* [INSTRUCTION]:
Render the material again word for word, skipping the pictures in it.

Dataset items
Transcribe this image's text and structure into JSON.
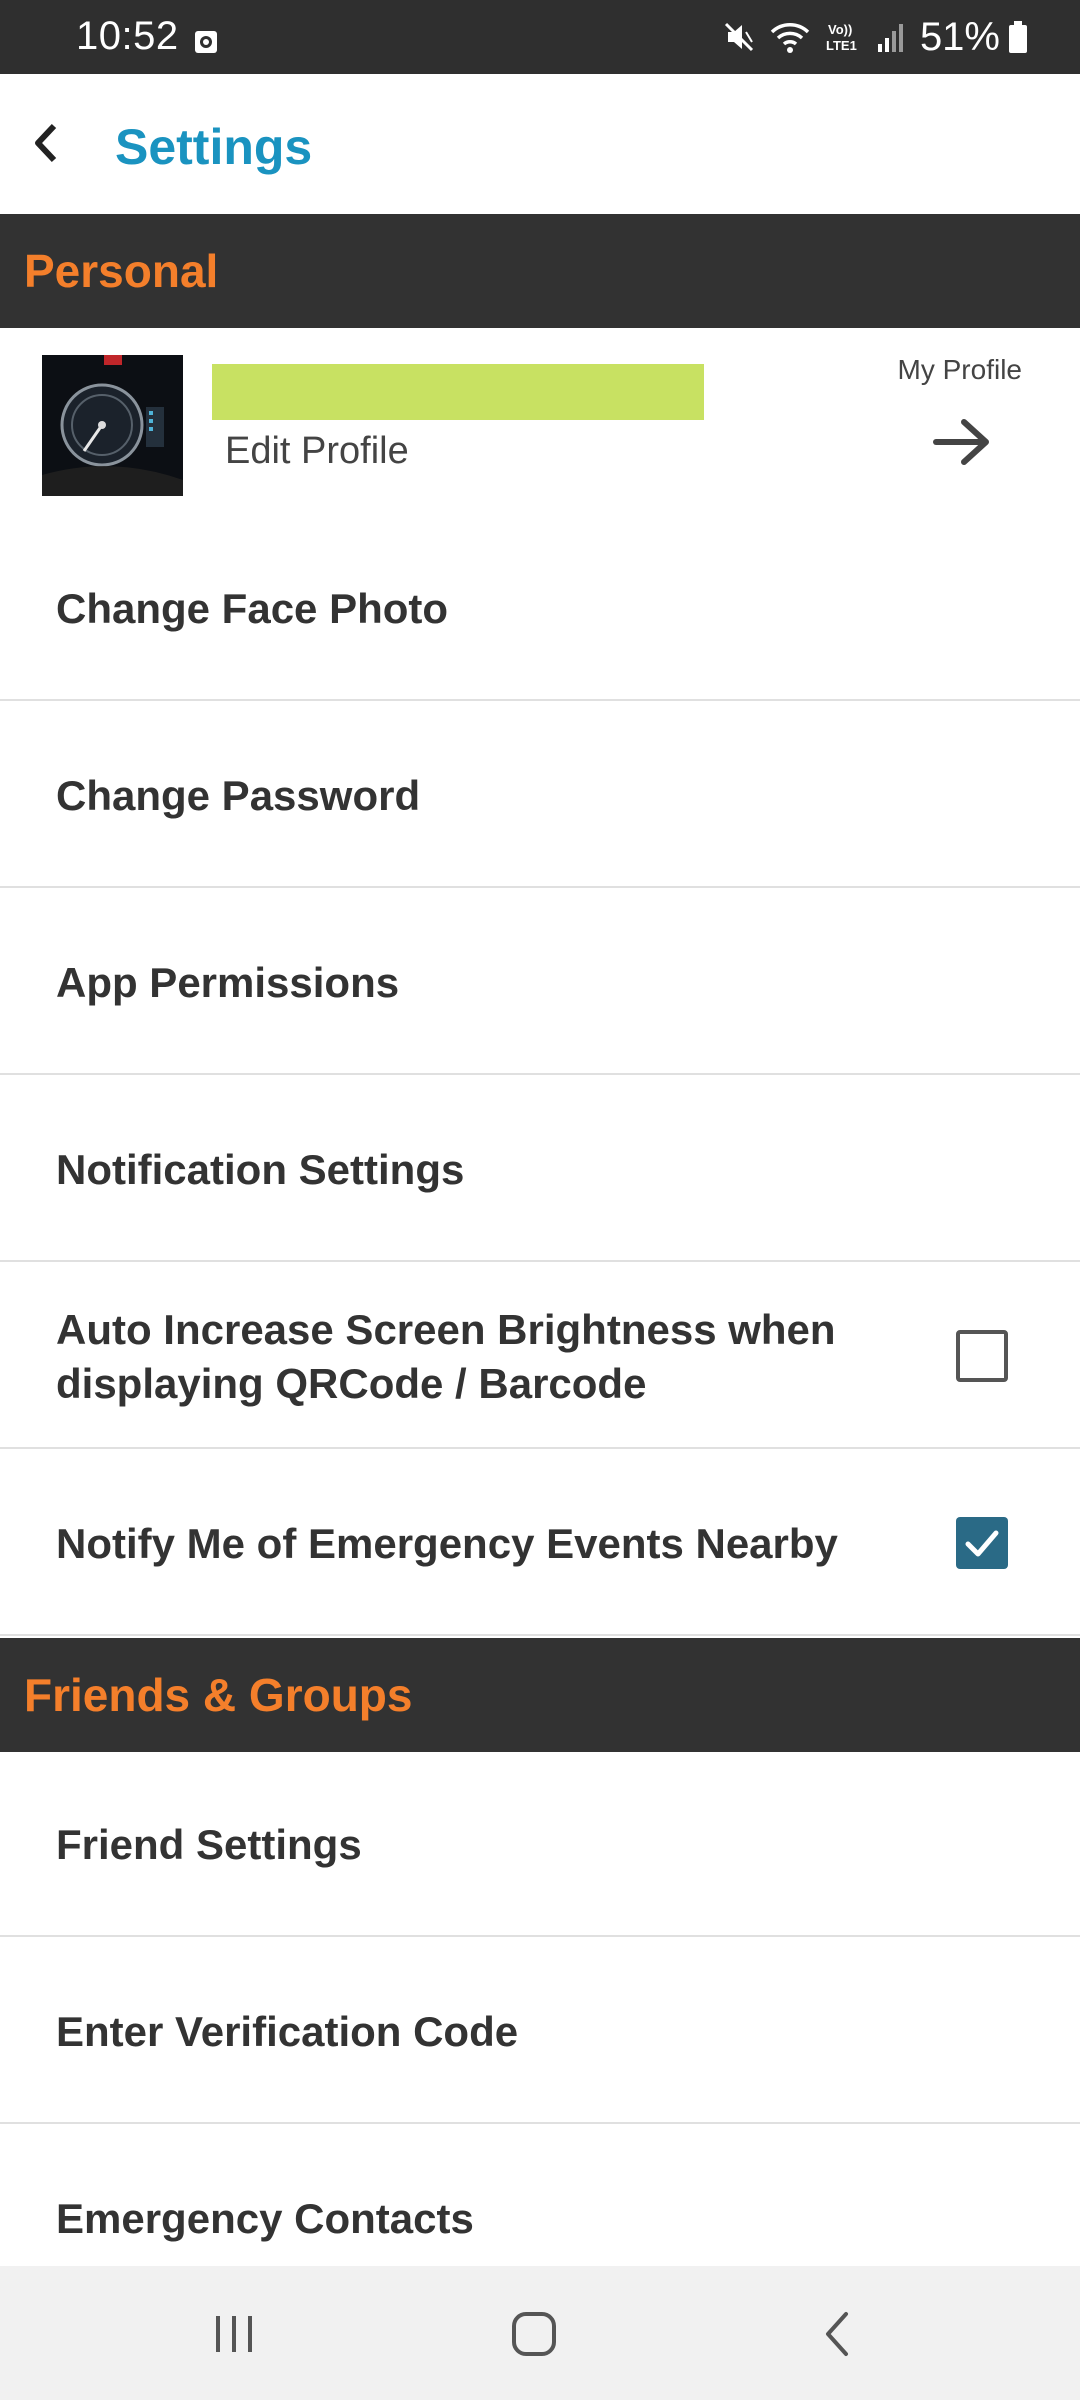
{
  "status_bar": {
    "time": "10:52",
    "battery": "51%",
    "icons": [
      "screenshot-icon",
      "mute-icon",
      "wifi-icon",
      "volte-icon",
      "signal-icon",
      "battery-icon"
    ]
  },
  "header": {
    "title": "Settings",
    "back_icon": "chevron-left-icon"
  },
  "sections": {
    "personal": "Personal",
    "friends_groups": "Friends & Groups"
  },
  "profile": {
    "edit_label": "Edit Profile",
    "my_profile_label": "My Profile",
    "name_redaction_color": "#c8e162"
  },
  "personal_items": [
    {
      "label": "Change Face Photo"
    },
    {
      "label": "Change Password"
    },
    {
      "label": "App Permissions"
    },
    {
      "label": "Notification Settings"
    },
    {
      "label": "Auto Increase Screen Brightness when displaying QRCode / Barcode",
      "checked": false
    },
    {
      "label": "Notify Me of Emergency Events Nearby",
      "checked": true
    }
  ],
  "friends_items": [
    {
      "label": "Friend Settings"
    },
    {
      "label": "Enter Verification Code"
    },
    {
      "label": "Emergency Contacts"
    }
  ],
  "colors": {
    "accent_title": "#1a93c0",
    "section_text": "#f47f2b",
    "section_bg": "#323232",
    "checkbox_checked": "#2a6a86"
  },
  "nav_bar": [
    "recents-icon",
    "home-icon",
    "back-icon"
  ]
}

* [FINISHED ANSWER]:
Transcribe this image's text and structure into JSON.
{
  "status_bar": {
    "time": "10:52",
    "battery": "51%",
    "icons": [
      "screenshot-icon",
      "mute-icon",
      "wifi-icon",
      "volte-icon",
      "signal-icon",
      "battery-icon"
    ]
  },
  "header": {
    "title": "Settings",
    "back_icon": "chevron-left-icon"
  },
  "sections": {
    "personal": "Personal",
    "friends_groups": "Friends & Groups"
  },
  "profile": {
    "edit_label": "Edit Profile",
    "my_profile_label": "My Profile",
    "name_redaction_color": "#c8e162"
  },
  "personal_items": [
    {
      "label": "Change Face Photo"
    },
    {
      "label": "Change Password"
    },
    {
      "label": "App Permissions"
    },
    {
      "label": "Notification Settings"
    },
    {
      "label": "Auto Increase Screen Brightness when displaying QRCode / Barcode",
      "checked": false
    },
    {
      "label": "Notify Me of Emergency Events Nearby",
      "checked": true
    }
  ],
  "friends_items": [
    {
      "label": "Friend Settings"
    },
    {
      "label": "Enter Verification Code"
    },
    {
      "label": "Emergency Contacts"
    }
  ],
  "colors": {
    "accent_title": "#1a93c0",
    "section_text": "#f47f2b",
    "section_bg": "#323232",
    "checkbox_checked": "#2a6a86"
  },
  "nav_bar": [
    "recents-icon",
    "home-icon",
    "back-icon"
  ]
}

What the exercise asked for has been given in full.